→ Set task: Output the entries word for word. Omit images.

::: Exercise materials

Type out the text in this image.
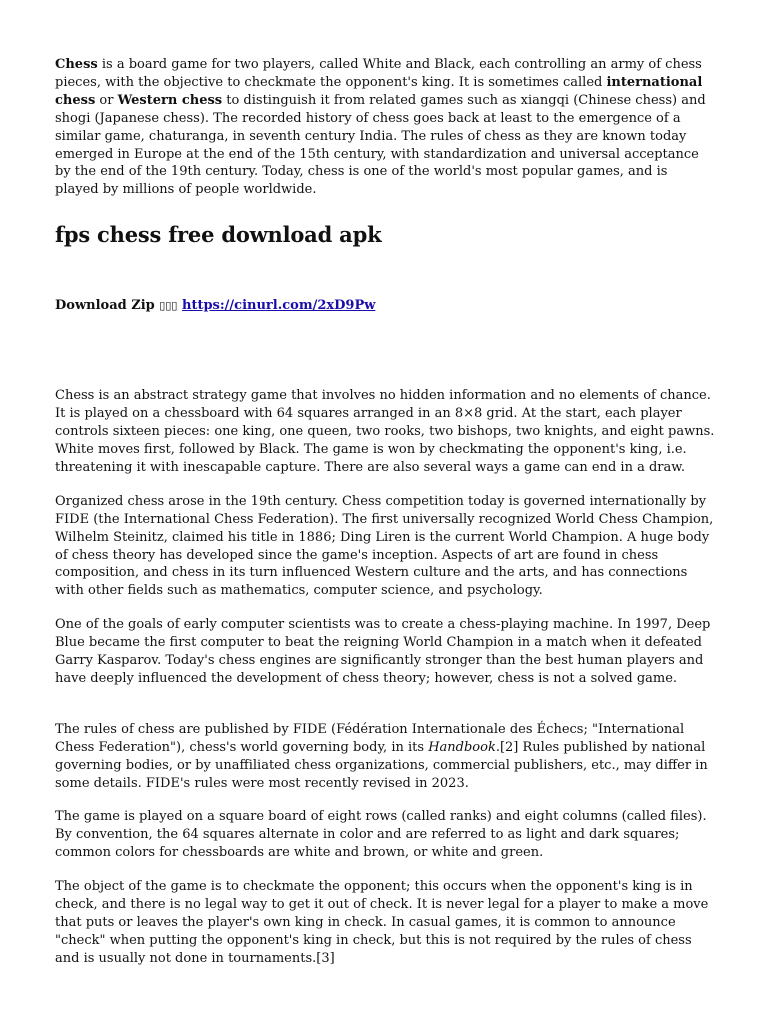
Chess is a board game for two players, called White and Black, each controlling an army of chess pieces, with the objective to checkmate the opponent's king. It is sometimes called international chess or Western chess to distinguish it from related games such as xiangqi (Chinese chess) and shogi (Japanese chess). The recorded history of chess goes back at least to the emergence of a similar game, chaturanga, in seventh century India. The rules of chess as they are known today emerged in Europe at the end of the 15th century, with standardization and universal acceptance by the end of the 19th century. Today, chess is one of the world's most popular games, and is played by millions of people worldwide.

fps chess free download apk
Download Zip ▯▯▯ https://cinurl.com/2xD9Pw

Chess is an abstract strategy game that involves no hidden information and no elements of chance. It is played on a chessboard with 64 squares arranged in an 8×8 grid. At the start, each player controls sixteen pieces: one king, one queen, two rooks, two bishops, two knights, and eight pawns. White moves first, followed by Black. The game is won by checkmating the opponent's king, i.e. threatening it with inescapable capture. There are also several ways a game can end in a draw.

Organized chess arose in the 19th century. Chess competition today is governed internationally by FIDE (the International Chess Federation). The first universally recognized World Chess Champion, Wilhelm Steinitz, claimed his title in 1886; Ding Liren is the current World Champion. A huge body of chess theory has developed since the game's inception. Aspects of art are found in chess composition, and chess in its turn influenced Western culture and the arts, and has connections with other fields such as mathematics, computer science, and psychology.

One of the goals of early computer scientists was to create a chess-playing machine. In 1997, Deep Blue became the first computer to beat the reigning World Champion in a match when it defeated Garry Kasparov. Today's chess engines are significantly stronger than the best human players and have deeply influenced the development of chess theory; however, chess is not a solved game.

The rules of chess are published by FIDE (Fédération Internationale des Échecs; "International Chess Federation"), chess's world governing body, in its Handbook.[2] Rules published by national governing bodies, or by unaffiliated chess organizations, commercial publishers, etc., may differ in some details. FIDE's rules were most recently revised in 2023.

The game is played on a square board of eight rows (called ranks) and eight columns (called files). By convention, the 64 squares alternate in color and are referred to as light and dark squares; common colors for chessboards are white and brown, or white and green.

The object of the game is to checkmate the opponent; this occurs when the opponent's king is in check, and there is no legal way to get it out of check. It is never legal for a player to make a move that puts or leaves the player's own king in check. In casual games, it is common to announce "check" when putting the opponent's king in check, but this is not required by the rules of chess and is usually not done in tournaments.[3]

::::::

→ Answer below:
Type out the text in this image.
Chess is a board game for two players, called White and Black, each controlling an army of chess pieces, with the objective to checkmate the opponent's king. It is sometimes called international chess or Western chess to distinguish it from related games such as xiangqi (Chinese chess) and shogi (Japanese chess). The recorded history of chess goes back at least to the emergence of a similar game, chaturanga, in seventh century India. The rules of chess as they are known today emerged in Europe at the end of the 15th century, with standardization and universal acceptance by the end of the 19th century. Today, chess is one of the world's most popular games, and is played by millions of people worldwide.

fps chess free download apk
Download Zip ▯▯▯ https://cinurl.com/2xD9Pw

Chess is an abstract strategy game that involves no hidden information and no elements of chance. It is played on a chessboard with 64 squares arranged in an 8×8 grid. At the start, each player controls sixteen pieces: one king, one queen, two rooks, two bishops, two knights, and eight pawns. White moves first, followed by Black. The game is won by checkmating the opponent's king, i.e. threatening it with inescapable capture. There are also several ways a game can end in a draw.

Organized chess arose in the 19th century. Chess competition today is governed internationally by FIDE (the International Chess Federation). The first universally recognized World Chess Champion, Wilhelm Steinitz, claimed his title in 1886; Ding Liren is the current World Champion. A huge body of chess theory has developed since the game's inception. Aspects of art are found in chess composition, and chess in its turn influenced Western culture and the arts, and has connections with other fields such as mathematics, computer science, and psychology.

One of the goals of early computer scientists was to create a chess-playing machine. In 1997, Deep Blue became the first computer to beat the reigning World Champion in a match when it defeated Garry Kasparov. Today's chess engines are significantly stronger than the best human players and have deeply influenced the development of chess theory; however, chess is not a solved game.

The rules of chess are published by FIDE (Fédération Internationale des Échecs; "International Chess Federation"), chess's world governing body, in its Handbook.[2] Rules published by national governing bodies, or by unaffiliated chess organizations, commercial publishers, etc., may differ in some details. FIDE's rules were most recently revised in 2023.

The game is played on a square board of eight rows (called ranks) and eight columns (called files). By convention, the 64 squares alternate in color and are referred to as light and dark squares; common colors for chessboards are white and brown, or white and green.

The object of the game is to checkmate the opponent; this occurs when the opponent's king is in check, and there is no legal way to get it out of check. It is never legal for a player to make a move that puts or leaves the player's own king in check. In casual games, it is common to announce "check" when putting the opponent's king in check, but this is not required by the rules of chess and is usually not done in tournaments.[3]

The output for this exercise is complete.